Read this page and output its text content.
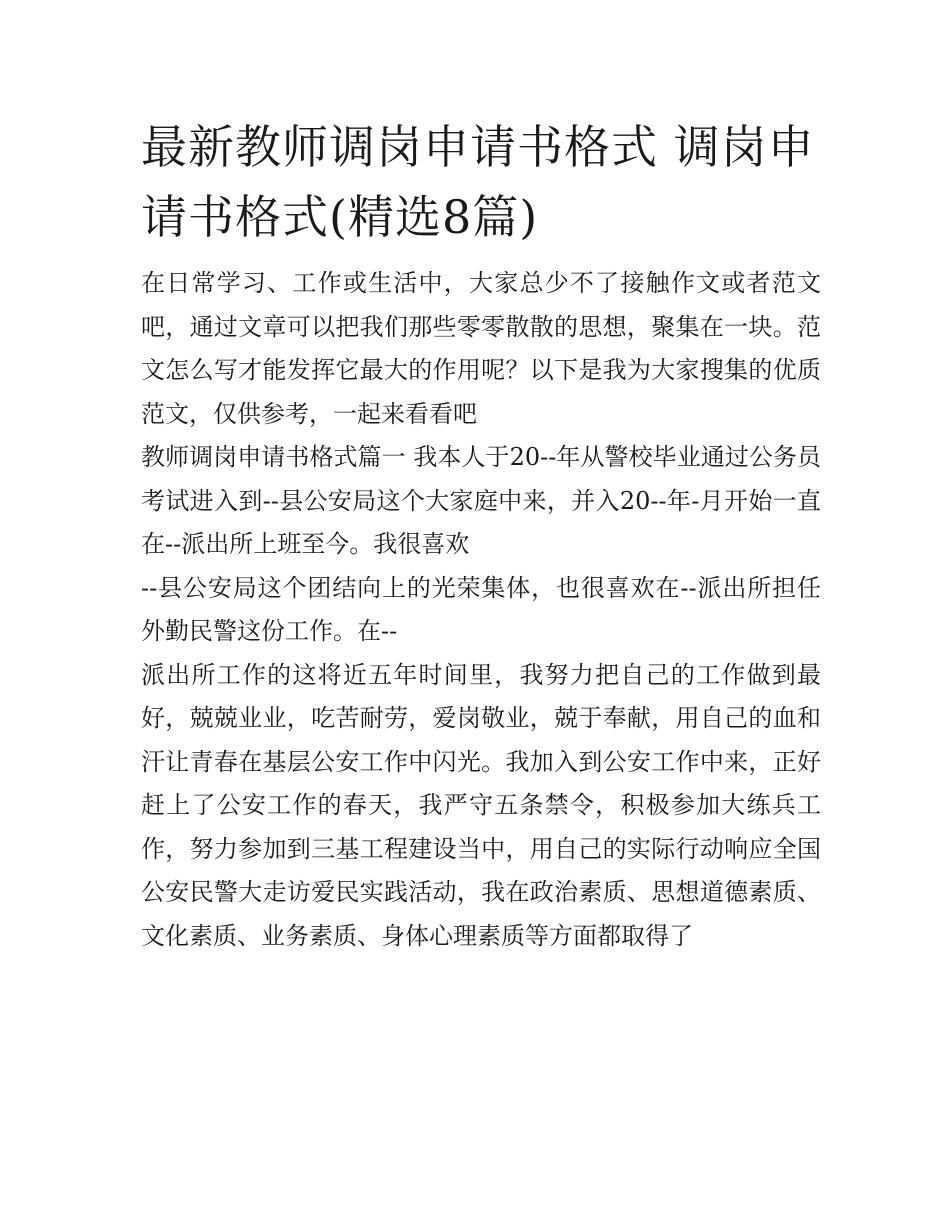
最新教师调岗申请书格式 调岗申请书格式(精选8篇)

在日常学习、工作或生活中，大家总少不了接触作文或者范文吧，通过文章可以把我们那些零零散散的思想，聚集在一块。范文怎么写才能发挥它最大的作用呢？以下是我为大家搜集的优质范文，仅供参考，一起来看看吧

教师调岗申请书格式篇一 我本人于20--年从警校毕业通过公务员考试进入到--县公安局这个大家庭中来，并入20--年-月开始一直在--派出所上班至今。我很喜欢

--县公安局这个团结向上的光荣集体，也很喜欢在--派出所担任外勤民警这份工作。在--

派出所工作的这将近五年时间里，我努力把自己的工作做到最好，兢兢业业，吃苦耐劳，爱岗敬业，兢于奉献，用自己的血和汗让青春在基层公安工作中闪光。我加入到公安工作中来，正好赶上了公安工作的春天，我严守五条禁令，积极参加大练兵工作，努力参加到三基工程建设当中，用自己的实际行动响应全国公安民警大走访爱民实践活动，我在政治素质、思想道德素质、文化素质、业务素质、身体心理素质等方面都取得了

- [Written task]: Quote the records in their entirety, keeping the wording exact and excluding pictures.

- [Solution for this task]:
Read this page and output its text content.
最新教师调岗申请书格式 调岗申请书格式(精选8篇)

在日常学习、工作或生活中，大家总少不了接触作文或者范文吧，通过文章可以把我们那些零零散散的思想，聚集在一块。范文怎么写才能发挥它最大的作用呢？以下是我为大家搜集的优质范文，仅供参考，一起来看看吧

教师调岗申请书格式篇一 我本人于20--年从警校毕业通过公务员考试进入到--县公安局这个大家庭中来，并入20--年-月开始一直在--派出所上班至今。我很喜欢

--县公安局这个团结向上的光荣集体，也很喜欢在--派出所担任外勤民警这份工作。在--

派出所工作的这将近五年时间里，我努力把自己的工作做到最好，兢兢业业，吃苦耐劳，爱岗敬业，兢于奉献，用自己的血和汗让青春在基层公安工作中闪光。我加入到公安工作中来，正好赶上了公安工作的春天，我严守五条禁令，积极参加大练兵工作，努力参加到三基工程建设当中，用自己的实际行动响应全国公安民警大走访爱民实践活动，我在政治素质、思想道德素质、文化素质、业务素质、身体心理素质等方面都取得了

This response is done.